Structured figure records
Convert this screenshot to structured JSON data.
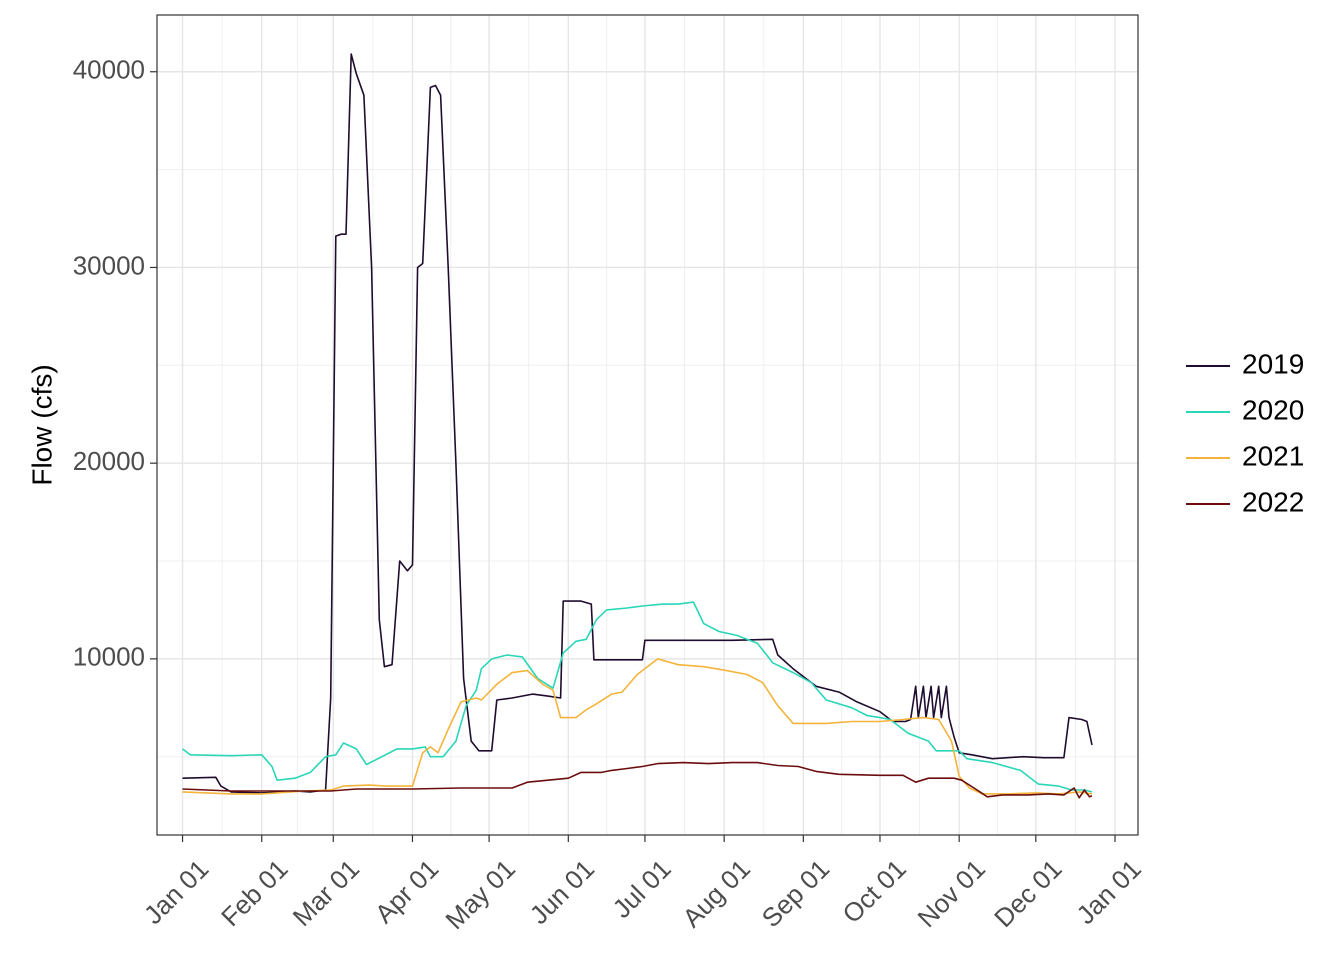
{
  "chart_data": {
    "type": "line",
    "title": "",
    "xlabel": "",
    "ylabel": "Flow (cfs)",
    "x_axis": {
      "type": "date",
      "ticks": [
        "Jan 01",
        "Feb 01",
        "Mar 01",
        "Apr 01",
        "May 01",
        "Jun 01",
        "Jul 01",
        "Aug 01",
        "Sep 01",
        "Oct 01",
        "Nov 01",
        "Dec 01",
        "Jan 01"
      ],
      "range": [
        "2020-12-22",
        "2022-01-10"
      ]
    },
    "y_axis": {
      "ticks": [
        10000,
        20000,
        30000,
        40000
      ],
      "tick_labels": [
        "10000",
        "20000",
        "30000",
        "40000"
      ],
      "ylim": [
        1000,
        42900
      ]
    },
    "grid": true,
    "legend": {
      "position": "right",
      "entries": [
        "2019",
        "2020",
        "2021",
        "2022"
      ]
    },
    "series": [
      {
        "name": "2019",
        "color": "#1f0c2e",
        "points": [
          [
            "2021-01-01",
            3900
          ],
          [
            "2021-01-14",
            3950
          ],
          [
            "2021-01-16",
            3500
          ],
          [
            "2021-01-20",
            3200
          ],
          [
            "2021-02-01",
            3150
          ],
          [
            "2021-02-14",
            3250
          ],
          [
            "2021-02-20",
            3200
          ],
          [
            "2021-02-26",
            3300
          ],
          [
            "2021-02-28",
            8000
          ],
          [
            "2021-03-02",
            31600
          ],
          [
            "2021-03-04",
            31700
          ],
          [
            "2021-03-06",
            31700
          ],
          [
            "2021-03-08",
            40900
          ],
          [
            "2021-03-10",
            39900
          ],
          [
            "2021-03-13",
            38800
          ],
          [
            "2021-03-16",
            30000
          ],
          [
            "2021-03-19",
            12000
          ],
          [
            "2021-03-21",
            9600
          ],
          [
            "2021-03-24",
            9700
          ],
          [
            "2021-03-27",
            15000
          ],
          [
            "2021-03-30",
            14500
          ],
          [
            "2021-04-01",
            14800
          ],
          [
            "2021-04-03",
            30000
          ],
          [
            "2021-04-05",
            30200
          ],
          [
            "2021-04-08",
            39200
          ],
          [
            "2021-04-10",
            39300
          ],
          [
            "2021-04-12",
            38800
          ],
          [
            "2021-04-15",
            30000
          ],
          [
            "2021-04-18",
            20000
          ],
          [
            "2021-04-21",
            9000
          ],
          [
            "2021-04-24",
            5800
          ],
          [
            "2021-04-27",
            5300
          ],
          [
            "2021-05-02",
            5300
          ],
          [
            "2021-05-04",
            7900
          ],
          [
            "2021-05-10",
            8000
          ],
          [
            "2021-05-18",
            8200
          ],
          [
            "2021-05-24",
            8100
          ],
          [
            "2021-05-29",
            8000
          ],
          [
            "2021-05-30",
            12950
          ],
          [
            "2021-06-06",
            12950
          ],
          [
            "2021-06-10",
            12800
          ],
          [
            "2021-06-11",
            9950
          ],
          [
            "2021-06-30",
            9950
          ],
          [
            "2021-07-01",
            10950
          ],
          [
            "2021-07-16",
            10950
          ],
          [
            "2021-08-04",
            10950
          ],
          [
            "2021-08-20",
            11000
          ],
          [
            "2021-08-22",
            10200
          ],
          [
            "2021-08-28",
            9500
          ],
          [
            "2021-09-06",
            8600
          ],
          [
            "2021-09-15",
            8300
          ],
          [
            "2021-09-22",
            7800
          ],
          [
            "2021-10-01",
            7300
          ],
          [
            "2021-10-06",
            6800
          ],
          [
            "2021-10-11",
            6800
          ],
          [
            "2021-10-13",
            6900
          ],
          [
            "2021-10-15",
            8600
          ],
          [
            "2021-10-16",
            7000
          ],
          [
            "2021-10-18",
            8600
          ],
          [
            "2021-10-19",
            7000
          ],
          [
            "2021-10-21",
            8600
          ],
          [
            "2021-10-22",
            7000
          ],
          [
            "2021-10-24",
            8600
          ],
          [
            "2021-10-25",
            7000
          ],
          [
            "2021-10-27",
            8600
          ],
          [
            "2021-10-28",
            7000
          ],
          [
            "2021-10-30",
            6000
          ],
          [
            "2021-11-01",
            5200
          ],
          [
            "2021-11-06",
            5100
          ],
          [
            "2021-11-14",
            4900
          ],
          [
            "2021-11-26",
            5000
          ],
          [
            "2021-12-04",
            4950
          ],
          [
            "2021-12-12",
            4950
          ],
          [
            "2021-12-14",
            7000
          ],
          [
            "2021-12-19",
            6900
          ],
          [
            "2021-12-21",
            6800
          ],
          [
            "2021-12-23",
            5600
          ]
        ]
      },
      {
        "name": "2020",
        "color": "#2ad6b8",
        "points": [
          [
            "2021-01-01",
            5400
          ],
          [
            "2021-01-04",
            5100
          ],
          [
            "2021-01-20",
            5050
          ],
          [
            "2021-02-01",
            5100
          ],
          [
            "2021-02-05",
            4500
          ],
          [
            "2021-02-07",
            3800
          ],
          [
            "2021-02-14",
            3900
          ],
          [
            "2021-02-20",
            4200
          ],
          [
            "2021-02-26",
            5000
          ],
          [
            "2021-03-02",
            5100
          ],
          [
            "2021-03-05",
            5700
          ],
          [
            "2021-03-10",
            5400
          ],
          [
            "2021-03-14",
            4600
          ],
          [
            "2021-03-20",
            5000
          ],
          [
            "2021-03-26",
            5400
          ],
          [
            "2021-04-01",
            5400
          ],
          [
            "2021-04-06",
            5500
          ],
          [
            "2021-04-08",
            5000
          ],
          [
            "2021-04-13",
            5000
          ],
          [
            "2021-04-18",
            5800
          ],
          [
            "2021-04-22",
            7600
          ],
          [
            "2021-04-26",
            8400
          ],
          [
            "2021-04-28",
            9500
          ],
          [
            "2021-05-02",
            10000
          ],
          [
            "2021-05-08",
            10200
          ],
          [
            "2021-05-14",
            10100
          ],
          [
            "2021-05-20",
            9000
          ],
          [
            "2021-05-26",
            8500
          ],
          [
            "2021-05-30",
            10300
          ],
          [
            "2021-06-04",
            10900
          ],
          [
            "2021-06-08",
            11000
          ],
          [
            "2021-06-12",
            12000
          ],
          [
            "2021-06-16",
            12500
          ],
          [
            "2021-06-24",
            12600
          ],
          [
            "2021-06-30",
            12700
          ],
          [
            "2021-07-08",
            12800
          ],
          [
            "2021-07-14",
            12800
          ],
          [
            "2021-07-20",
            12900
          ],
          [
            "2021-07-24",
            11800
          ],
          [
            "2021-07-30",
            11400
          ],
          [
            "2021-08-06",
            11200
          ],
          [
            "2021-08-14",
            10800
          ],
          [
            "2021-08-20",
            9800
          ],
          [
            "2021-08-28",
            9300
          ],
          [
            "2021-09-04",
            8800
          ],
          [
            "2021-09-10",
            7900
          ],
          [
            "2021-09-20",
            7500
          ],
          [
            "2021-09-26",
            7100
          ],
          [
            "2021-10-01",
            7000
          ],
          [
            "2021-10-05",
            6900
          ],
          [
            "2021-10-12",
            6200
          ],
          [
            "2021-10-20",
            5800
          ],
          [
            "2021-10-23",
            5300
          ],
          [
            "2021-11-01",
            5300
          ],
          [
            "2021-11-04",
            4900
          ],
          [
            "2021-11-14",
            4700
          ],
          [
            "2021-11-25",
            4300
          ],
          [
            "2021-12-02",
            3600
          ],
          [
            "2021-12-10",
            3500
          ],
          [
            "2021-12-15",
            3300
          ],
          [
            "2021-12-20",
            3300
          ],
          [
            "2021-12-23",
            3200
          ]
        ]
      },
      {
        "name": "2021",
        "color": "#f4b43c",
        "points": [
          [
            "2021-01-01",
            3200
          ],
          [
            "2021-01-20",
            3100
          ],
          [
            "2021-02-01",
            3100
          ],
          [
            "2021-02-18",
            3250
          ],
          [
            "2021-02-28",
            3300
          ],
          [
            "2021-03-05",
            3500
          ],
          [
            "2021-03-15",
            3550
          ],
          [
            "2021-03-22",
            3500
          ],
          [
            "2021-04-01",
            3500
          ],
          [
            "2021-04-05",
            5200
          ],
          [
            "2021-04-08",
            5500
          ],
          [
            "2021-04-11",
            5200
          ],
          [
            "2021-04-15",
            6400
          ],
          [
            "2021-04-20",
            7800
          ],
          [
            "2021-04-26",
            8000
          ],
          [
            "2021-04-28",
            7900
          ],
          [
            "2021-05-04",
            8700
          ],
          [
            "2021-05-10",
            9300
          ],
          [
            "2021-05-16",
            9400
          ],
          [
            "2021-05-22",
            8700
          ],
          [
            "2021-05-26",
            8400
          ],
          [
            "2021-05-29",
            7000
          ],
          [
            "2021-06-04",
            7000
          ],
          [
            "2021-06-08",
            7400
          ],
          [
            "2021-06-12",
            7700
          ],
          [
            "2021-06-18",
            8200
          ],
          [
            "2021-06-22",
            8300
          ],
          [
            "2021-06-28",
            9200
          ],
          [
            "2021-07-04",
            9800
          ],
          [
            "2021-07-06",
            10000
          ],
          [
            "2021-07-14",
            9700
          ],
          [
            "2021-07-24",
            9600
          ],
          [
            "2021-08-02",
            9400
          ],
          [
            "2021-08-10",
            9200
          ],
          [
            "2021-08-16",
            8800
          ],
          [
            "2021-08-22",
            7600
          ],
          [
            "2021-08-28",
            6700
          ],
          [
            "2021-09-10",
            6700
          ],
          [
            "2021-09-20",
            6800
          ],
          [
            "2021-10-01",
            6800
          ],
          [
            "2021-10-10",
            6900
          ],
          [
            "2021-10-18",
            7000
          ],
          [
            "2021-10-24",
            6900
          ],
          [
            "2021-10-29",
            5800
          ],
          [
            "2021-11-01",
            4000
          ],
          [
            "2021-11-05",
            3400
          ],
          [
            "2021-11-10",
            3100
          ],
          [
            "2021-11-20",
            3100
          ],
          [
            "2021-12-01",
            3150
          ],
          [
            "2021-12-10",
            3100
          ],
          [
            "2021-12-18",
            3200
          ],
          [
            "2021-12-23",
            3100
          ]
        ]
      },
      {
        "name": "2022",
        "color": "#6b0d0d",
        "points": [
          [
            "2021-01-01",
            3350
          ],
          [
            "2021-01-20",
            3250
          ],
          [
            "2021-02-01",
            3250
          ],
          [
            "2021-02-28",
            3250
          ],
          [
            "2021-03-10",
            3350
          ],
          [
            "2021-04-01",
            3350
          ],
          [
            "2021-04-20",
            3400
          ],
          [
            "2021-05-10",
            3400
          ],
          [
            "2021-05-16",
            3700
          ],
          [
            "2021-05-24",
            3800
          ],
          [
            "2021-06-01",
            3900
          ],
          [
            "2021-06-06",
            4200
          ],
          [
            "2021-06-14",
            4200
          ],
          [
            "2021-06-18",
            4300
          ],
          [
            "2021-06-24",
            4400
          ],
          [
            "2021-06-30",
            4500
          ],
          [
            "2021-07-06",
            4650
          ],
          [
            "2021-07-16",
            4700
          ],
          [
            "2021-07-26",
            4650
          ],
          [
            "2021-08-04",
            4700
          ],
          [
            "2021-08-14",
            4700
          ],
          [
            "2021-08-22",
            4550
          ],
          [
            "2021-08-30",
            4500
          ],
          [
            "2021-09-06",
            4250
          ],
          [
            "2021-09-15",
            4100
          ],
          [
            "2021-10-01",
            4050
          ],
          [
            "2021-10-10",
            4050
          ],
          [
            "2021-10-15",
            3700
          ],
          [
            "2021-10-20",
            3900
          ],
          [
            "2021-10-30",
            3900
          ],
          [
            "2021-11-02",
            3800
          ],
          [
            "2021-11-08",
            3300
          ],
          [
            "2021-11-12",
            2950
          ],
          [
            "2021-11-18",
            3050
          ],
          [
            "2021-11-28",
            3050
          ],
          [
            "2021-12-06",
            3100
          ],
          [
            "2021-12-12",
            3050
          ],
          [
            "2021-12-16",
            3400
          ],
          [
            "2021-12-18",
            2900
          ],
          [
            "2021-12-20",
            3300
          ],
          [
            "2021-12-22",
            2950
          ],
          [
            "2021-12-23",
            3000
          ]
        ]
      }
    ]
  }
}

▸ **Brief**: In the material above, find the lines that contain "color" and show them.

▸ **Solution to the problem**:
        "color": "#1f0c2e",
        "color": "#2ad6b8",
        "color": "#f4b43c",
        "color": "#6b0d0d",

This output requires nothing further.